··· FRAGMENTO PROPORCIONADO ···

Mientras no comprendamos que somos una legión atravesada por la necesidad del convivio, mientras no mantengamos vivo el romanticismo por reunirnos en la caja negra para crear nuevos mundos. Para mantenernos vivos a pesar del mundo.
Así y sólo así tendremos la consciencia y la disposición para comprender que hacemos teatro para detener la barbarie y darle pulso a la vida, representando la condición humana desde lo más superfluo, decadente, desquiciado y vindicativo, hasta lo más profundo, sublime, justo, esperanzador y eterno. Poner en los ojos del espectador lo que somos como especie y poder llevarlo a cuestionarse, a que pueda ser atravesado por el dolor o el regocijo, a que pueda verse en otro rostro, en otro cuerpo, preguntándose por su propia existencia, por su forma de ser y asumir el mundo.

··· FRAGMENTOS DE DATOS ···

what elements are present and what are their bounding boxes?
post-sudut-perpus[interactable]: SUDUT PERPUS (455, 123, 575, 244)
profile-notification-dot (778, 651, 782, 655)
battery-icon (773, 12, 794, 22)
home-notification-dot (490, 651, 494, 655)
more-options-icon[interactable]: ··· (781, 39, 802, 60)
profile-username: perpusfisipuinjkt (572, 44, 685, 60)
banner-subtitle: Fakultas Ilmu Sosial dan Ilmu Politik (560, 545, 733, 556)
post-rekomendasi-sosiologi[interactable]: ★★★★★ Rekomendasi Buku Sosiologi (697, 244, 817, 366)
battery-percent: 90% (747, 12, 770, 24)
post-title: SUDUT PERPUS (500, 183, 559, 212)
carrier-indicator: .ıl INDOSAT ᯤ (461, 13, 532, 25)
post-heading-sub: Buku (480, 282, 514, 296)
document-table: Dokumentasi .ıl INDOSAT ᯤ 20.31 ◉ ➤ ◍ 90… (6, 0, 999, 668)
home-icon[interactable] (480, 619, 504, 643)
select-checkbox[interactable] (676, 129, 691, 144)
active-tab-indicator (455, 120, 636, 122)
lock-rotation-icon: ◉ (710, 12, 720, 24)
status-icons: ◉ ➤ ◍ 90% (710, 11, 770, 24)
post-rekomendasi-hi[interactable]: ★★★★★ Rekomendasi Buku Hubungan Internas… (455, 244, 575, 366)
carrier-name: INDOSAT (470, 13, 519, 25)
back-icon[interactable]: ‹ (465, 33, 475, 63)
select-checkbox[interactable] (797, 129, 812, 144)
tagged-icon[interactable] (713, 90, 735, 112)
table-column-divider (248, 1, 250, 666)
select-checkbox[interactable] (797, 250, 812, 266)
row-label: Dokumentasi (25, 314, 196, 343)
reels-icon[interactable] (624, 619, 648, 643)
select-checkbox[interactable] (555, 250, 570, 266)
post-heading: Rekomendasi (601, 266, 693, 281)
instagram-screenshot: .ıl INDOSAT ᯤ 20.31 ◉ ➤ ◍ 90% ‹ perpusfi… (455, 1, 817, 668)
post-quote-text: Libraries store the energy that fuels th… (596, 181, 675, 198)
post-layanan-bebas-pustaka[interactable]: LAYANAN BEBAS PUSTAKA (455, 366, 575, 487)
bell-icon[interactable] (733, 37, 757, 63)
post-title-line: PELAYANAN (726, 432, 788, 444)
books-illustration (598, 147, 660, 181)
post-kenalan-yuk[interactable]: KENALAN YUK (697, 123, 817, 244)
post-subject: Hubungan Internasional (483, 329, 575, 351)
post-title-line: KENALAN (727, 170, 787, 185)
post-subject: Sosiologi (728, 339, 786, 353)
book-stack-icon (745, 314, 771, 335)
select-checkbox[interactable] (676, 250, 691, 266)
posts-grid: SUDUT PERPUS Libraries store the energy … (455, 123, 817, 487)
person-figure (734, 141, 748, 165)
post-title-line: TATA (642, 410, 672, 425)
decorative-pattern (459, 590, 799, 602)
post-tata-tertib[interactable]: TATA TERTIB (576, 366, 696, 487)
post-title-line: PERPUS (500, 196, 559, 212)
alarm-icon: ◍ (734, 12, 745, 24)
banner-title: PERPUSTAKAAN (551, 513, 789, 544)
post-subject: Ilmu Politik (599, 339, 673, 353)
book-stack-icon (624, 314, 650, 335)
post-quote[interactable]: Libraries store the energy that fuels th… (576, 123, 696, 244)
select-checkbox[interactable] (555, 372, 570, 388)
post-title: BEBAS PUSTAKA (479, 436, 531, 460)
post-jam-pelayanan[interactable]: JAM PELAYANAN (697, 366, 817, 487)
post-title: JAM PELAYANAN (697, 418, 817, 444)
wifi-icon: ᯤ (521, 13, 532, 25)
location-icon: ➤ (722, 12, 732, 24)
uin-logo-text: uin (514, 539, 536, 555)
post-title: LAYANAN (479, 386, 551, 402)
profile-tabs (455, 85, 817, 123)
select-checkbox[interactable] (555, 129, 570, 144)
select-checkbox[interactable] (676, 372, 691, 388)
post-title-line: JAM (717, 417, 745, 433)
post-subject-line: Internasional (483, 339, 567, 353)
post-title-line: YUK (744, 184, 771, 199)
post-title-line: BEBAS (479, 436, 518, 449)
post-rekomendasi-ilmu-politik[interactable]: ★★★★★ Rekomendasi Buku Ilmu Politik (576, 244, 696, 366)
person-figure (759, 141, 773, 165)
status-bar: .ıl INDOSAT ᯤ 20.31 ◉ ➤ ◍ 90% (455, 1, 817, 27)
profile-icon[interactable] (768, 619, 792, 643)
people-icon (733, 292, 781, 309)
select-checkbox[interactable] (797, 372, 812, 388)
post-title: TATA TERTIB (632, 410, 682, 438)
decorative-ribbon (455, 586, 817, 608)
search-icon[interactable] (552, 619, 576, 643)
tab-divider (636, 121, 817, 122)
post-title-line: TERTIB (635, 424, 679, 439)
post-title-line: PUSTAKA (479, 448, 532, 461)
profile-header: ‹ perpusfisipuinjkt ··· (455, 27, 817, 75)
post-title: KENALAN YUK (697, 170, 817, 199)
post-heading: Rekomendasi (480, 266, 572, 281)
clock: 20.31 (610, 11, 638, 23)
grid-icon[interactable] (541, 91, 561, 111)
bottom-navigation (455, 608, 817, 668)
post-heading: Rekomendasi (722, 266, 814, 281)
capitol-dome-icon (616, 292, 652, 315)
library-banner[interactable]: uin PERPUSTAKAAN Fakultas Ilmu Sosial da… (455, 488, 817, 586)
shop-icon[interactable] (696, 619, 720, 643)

···

### DETALLES DEL PROBLEMA
Reescribe el tramo del texto sobre el teatro que va desde "Así y sólo así" hasta "asumir el mundo." y sustituye "teatro" por "danza".

### RESULTADO OBTENIDO
Así y sólo así tendremos la consciencia y la disposición para comprender que hacemos danza para detener la barbarie y darle pulso a la vida, representando la condición humana desde lo más superfluo, decadente, desquiciado y vindicativo, hasta lo más profundo, sublime, justo, esperanzador y eterno. Poner en los ojos del espectador lo que somos como especie y poder llevarlo a cuestionarse, a que pueda ser atravesado por el dolor o el regocijo, a que pueda verse en otro rostro, en otro cuerpo, preguntándose por su propia existencia, por su forma de ser y asumir el mundo.